Problem
Spot each line that carries the word "this"; copy those lines.

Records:
+ + + + +

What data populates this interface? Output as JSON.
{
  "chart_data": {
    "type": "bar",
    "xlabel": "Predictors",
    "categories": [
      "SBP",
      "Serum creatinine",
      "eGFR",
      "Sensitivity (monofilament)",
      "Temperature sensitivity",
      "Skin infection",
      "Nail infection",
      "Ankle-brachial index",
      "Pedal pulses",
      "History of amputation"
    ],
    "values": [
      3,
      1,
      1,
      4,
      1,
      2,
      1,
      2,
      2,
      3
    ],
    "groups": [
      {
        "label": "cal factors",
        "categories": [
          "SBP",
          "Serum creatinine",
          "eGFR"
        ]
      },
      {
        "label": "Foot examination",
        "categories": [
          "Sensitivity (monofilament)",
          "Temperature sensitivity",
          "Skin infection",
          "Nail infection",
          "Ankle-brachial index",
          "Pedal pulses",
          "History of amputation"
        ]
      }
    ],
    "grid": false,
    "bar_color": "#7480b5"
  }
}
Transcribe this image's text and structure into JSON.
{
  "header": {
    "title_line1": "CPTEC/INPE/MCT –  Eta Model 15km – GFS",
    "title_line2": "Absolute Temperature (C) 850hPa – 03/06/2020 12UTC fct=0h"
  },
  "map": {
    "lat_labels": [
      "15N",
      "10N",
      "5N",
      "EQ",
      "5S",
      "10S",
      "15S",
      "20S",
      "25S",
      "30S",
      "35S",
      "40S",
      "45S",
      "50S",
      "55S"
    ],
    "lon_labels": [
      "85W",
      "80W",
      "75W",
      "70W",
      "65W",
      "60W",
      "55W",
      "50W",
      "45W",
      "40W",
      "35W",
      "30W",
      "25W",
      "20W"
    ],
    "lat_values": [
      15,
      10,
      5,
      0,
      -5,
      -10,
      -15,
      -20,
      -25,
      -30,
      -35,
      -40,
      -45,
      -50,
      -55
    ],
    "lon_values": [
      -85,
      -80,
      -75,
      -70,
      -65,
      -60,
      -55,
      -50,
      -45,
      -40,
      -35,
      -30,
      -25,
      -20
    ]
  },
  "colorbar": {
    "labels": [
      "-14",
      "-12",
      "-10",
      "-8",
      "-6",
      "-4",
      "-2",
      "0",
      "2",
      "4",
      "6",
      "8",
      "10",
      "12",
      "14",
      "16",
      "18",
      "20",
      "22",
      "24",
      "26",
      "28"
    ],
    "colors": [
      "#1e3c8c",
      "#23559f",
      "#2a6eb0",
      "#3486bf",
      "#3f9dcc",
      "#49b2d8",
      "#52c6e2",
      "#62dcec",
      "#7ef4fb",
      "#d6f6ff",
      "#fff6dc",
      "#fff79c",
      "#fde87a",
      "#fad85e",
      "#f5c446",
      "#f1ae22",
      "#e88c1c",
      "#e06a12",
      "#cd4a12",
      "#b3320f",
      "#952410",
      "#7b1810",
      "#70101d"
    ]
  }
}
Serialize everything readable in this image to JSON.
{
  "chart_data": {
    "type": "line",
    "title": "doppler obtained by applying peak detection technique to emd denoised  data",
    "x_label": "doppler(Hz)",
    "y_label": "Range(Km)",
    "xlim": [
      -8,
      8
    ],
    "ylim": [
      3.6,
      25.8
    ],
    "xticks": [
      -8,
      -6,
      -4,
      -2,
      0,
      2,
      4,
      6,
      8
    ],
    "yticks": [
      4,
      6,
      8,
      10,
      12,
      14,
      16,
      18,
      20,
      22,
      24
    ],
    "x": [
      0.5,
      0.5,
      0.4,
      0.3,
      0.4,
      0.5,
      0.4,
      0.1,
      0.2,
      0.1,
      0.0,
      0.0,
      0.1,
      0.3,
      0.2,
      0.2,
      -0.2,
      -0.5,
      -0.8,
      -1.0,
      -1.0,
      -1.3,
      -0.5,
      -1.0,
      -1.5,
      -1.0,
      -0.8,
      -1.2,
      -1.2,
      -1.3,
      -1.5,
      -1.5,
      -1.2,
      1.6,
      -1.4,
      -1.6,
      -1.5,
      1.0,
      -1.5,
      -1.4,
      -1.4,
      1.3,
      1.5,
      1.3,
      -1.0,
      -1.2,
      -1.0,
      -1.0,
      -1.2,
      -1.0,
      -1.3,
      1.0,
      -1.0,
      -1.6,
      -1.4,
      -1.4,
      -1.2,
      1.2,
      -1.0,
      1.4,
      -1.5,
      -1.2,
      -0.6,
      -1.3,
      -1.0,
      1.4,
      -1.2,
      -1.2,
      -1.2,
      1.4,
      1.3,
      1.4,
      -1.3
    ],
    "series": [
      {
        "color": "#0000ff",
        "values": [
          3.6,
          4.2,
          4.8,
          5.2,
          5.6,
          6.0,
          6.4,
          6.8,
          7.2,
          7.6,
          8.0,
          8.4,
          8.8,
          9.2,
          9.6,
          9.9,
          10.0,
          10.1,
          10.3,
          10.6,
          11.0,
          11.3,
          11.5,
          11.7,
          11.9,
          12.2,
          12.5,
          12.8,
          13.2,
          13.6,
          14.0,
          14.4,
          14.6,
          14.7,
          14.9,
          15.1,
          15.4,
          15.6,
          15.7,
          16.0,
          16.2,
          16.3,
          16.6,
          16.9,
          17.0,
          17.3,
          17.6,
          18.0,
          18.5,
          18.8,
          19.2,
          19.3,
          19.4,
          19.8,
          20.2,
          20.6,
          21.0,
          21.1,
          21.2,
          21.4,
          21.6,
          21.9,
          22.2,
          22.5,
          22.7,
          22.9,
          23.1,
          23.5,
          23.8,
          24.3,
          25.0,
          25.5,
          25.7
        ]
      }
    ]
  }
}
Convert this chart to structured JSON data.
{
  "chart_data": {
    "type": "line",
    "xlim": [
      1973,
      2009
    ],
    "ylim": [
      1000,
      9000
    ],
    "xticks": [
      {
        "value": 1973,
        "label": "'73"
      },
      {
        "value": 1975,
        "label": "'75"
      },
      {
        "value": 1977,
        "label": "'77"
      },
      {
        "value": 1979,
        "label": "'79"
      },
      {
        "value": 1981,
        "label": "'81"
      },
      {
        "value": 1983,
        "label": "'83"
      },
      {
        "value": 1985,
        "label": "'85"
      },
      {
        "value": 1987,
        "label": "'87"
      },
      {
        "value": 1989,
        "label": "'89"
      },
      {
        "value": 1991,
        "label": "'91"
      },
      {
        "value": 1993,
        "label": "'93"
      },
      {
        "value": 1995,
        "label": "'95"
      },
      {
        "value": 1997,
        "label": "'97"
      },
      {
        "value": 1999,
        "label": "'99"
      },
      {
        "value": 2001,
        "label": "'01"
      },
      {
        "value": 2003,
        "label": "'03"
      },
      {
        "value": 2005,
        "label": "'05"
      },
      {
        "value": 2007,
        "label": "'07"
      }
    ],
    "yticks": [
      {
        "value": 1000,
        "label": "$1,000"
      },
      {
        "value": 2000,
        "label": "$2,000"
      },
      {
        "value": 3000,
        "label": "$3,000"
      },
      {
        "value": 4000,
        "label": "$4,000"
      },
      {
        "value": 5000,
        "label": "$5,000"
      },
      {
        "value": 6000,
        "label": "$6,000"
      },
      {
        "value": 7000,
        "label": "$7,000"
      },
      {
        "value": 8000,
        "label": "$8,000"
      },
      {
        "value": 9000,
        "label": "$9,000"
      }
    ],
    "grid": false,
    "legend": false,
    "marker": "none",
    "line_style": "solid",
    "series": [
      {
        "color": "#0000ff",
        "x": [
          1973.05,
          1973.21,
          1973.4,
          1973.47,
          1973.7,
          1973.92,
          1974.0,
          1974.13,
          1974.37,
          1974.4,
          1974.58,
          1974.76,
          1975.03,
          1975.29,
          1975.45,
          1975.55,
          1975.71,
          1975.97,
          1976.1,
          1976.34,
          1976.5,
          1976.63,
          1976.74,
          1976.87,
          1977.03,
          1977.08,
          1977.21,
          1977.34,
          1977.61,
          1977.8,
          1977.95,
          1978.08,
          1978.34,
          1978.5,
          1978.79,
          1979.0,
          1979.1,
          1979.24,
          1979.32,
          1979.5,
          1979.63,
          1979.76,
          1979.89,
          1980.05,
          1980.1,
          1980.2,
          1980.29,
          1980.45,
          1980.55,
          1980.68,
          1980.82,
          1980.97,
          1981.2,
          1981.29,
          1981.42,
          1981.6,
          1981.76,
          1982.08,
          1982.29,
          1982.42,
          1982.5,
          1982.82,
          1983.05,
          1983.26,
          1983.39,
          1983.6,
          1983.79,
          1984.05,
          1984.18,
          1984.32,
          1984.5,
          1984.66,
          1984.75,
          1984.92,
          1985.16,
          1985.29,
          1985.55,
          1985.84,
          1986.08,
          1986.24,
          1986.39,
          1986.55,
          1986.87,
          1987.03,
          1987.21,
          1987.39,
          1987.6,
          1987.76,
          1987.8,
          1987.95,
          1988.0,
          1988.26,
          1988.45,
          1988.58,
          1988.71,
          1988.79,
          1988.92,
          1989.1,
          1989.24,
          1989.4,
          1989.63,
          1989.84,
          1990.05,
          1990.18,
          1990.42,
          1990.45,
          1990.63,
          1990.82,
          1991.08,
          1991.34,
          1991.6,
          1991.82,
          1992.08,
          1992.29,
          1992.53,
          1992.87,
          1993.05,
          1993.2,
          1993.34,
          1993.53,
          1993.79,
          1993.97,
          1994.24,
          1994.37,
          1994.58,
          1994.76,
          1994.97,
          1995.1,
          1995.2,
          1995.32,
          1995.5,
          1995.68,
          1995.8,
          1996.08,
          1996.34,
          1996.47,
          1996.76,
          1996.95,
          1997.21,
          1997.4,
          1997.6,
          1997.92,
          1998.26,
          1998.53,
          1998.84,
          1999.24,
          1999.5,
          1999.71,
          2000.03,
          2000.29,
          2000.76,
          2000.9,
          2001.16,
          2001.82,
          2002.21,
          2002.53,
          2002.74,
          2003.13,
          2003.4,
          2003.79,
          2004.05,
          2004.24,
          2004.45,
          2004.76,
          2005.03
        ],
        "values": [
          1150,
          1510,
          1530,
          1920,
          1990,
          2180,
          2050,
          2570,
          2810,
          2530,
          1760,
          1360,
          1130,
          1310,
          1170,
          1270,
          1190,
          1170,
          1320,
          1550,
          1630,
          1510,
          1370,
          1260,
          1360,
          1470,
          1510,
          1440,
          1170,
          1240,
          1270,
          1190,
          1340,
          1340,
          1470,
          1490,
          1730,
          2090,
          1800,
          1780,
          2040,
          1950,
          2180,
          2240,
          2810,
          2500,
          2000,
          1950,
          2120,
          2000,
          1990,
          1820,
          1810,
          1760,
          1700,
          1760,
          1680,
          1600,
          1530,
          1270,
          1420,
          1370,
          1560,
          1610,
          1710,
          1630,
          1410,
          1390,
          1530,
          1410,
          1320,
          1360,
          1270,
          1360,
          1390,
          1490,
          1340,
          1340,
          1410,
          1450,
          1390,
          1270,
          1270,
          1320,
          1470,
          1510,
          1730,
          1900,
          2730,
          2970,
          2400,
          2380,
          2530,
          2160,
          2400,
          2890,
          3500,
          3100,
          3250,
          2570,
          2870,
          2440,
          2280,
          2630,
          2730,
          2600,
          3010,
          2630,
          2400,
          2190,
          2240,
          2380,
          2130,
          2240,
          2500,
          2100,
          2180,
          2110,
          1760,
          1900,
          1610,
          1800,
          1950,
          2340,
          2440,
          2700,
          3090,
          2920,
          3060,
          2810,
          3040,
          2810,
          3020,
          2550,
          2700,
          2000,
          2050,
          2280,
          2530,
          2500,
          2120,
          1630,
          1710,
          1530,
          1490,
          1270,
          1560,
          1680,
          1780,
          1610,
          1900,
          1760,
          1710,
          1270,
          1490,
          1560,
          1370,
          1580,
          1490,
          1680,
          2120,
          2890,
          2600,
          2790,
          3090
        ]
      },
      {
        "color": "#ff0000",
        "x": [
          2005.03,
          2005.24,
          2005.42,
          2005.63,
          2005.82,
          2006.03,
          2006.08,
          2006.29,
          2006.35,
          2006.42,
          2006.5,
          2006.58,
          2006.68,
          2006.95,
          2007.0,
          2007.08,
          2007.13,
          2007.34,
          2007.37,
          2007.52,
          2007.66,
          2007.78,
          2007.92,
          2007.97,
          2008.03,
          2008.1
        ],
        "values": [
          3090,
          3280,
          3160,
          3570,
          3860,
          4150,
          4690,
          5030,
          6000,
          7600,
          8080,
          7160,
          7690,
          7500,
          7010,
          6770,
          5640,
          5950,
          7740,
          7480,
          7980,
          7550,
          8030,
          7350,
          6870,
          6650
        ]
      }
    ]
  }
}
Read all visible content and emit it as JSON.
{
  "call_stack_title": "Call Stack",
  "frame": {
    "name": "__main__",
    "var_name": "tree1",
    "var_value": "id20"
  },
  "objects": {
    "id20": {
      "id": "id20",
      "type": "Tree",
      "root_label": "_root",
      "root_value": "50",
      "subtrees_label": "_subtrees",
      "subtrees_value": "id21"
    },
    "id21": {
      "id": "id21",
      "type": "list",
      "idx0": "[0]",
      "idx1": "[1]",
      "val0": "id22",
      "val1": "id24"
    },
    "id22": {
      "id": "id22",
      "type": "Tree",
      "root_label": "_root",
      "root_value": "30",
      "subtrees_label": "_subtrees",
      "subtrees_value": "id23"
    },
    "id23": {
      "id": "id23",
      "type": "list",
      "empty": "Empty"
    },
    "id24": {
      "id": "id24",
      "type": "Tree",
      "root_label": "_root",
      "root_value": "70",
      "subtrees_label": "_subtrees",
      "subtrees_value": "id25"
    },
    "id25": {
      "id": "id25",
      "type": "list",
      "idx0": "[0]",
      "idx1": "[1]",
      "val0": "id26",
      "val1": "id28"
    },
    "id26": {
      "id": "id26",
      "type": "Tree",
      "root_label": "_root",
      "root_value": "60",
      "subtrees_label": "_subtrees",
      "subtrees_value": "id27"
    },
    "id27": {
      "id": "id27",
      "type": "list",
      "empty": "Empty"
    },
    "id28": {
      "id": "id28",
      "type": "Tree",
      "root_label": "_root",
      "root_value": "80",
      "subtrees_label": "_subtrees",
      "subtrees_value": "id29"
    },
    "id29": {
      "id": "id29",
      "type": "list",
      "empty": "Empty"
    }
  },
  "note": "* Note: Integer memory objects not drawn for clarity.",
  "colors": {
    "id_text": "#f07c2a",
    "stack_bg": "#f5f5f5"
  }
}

+ + + + +

Completed task
What data populates this interface? Output as JSON.
Transcribe this image's text and structure into JSON.
Serialize everything readable in this image to JSON.
Convert this chart to structured JSON data.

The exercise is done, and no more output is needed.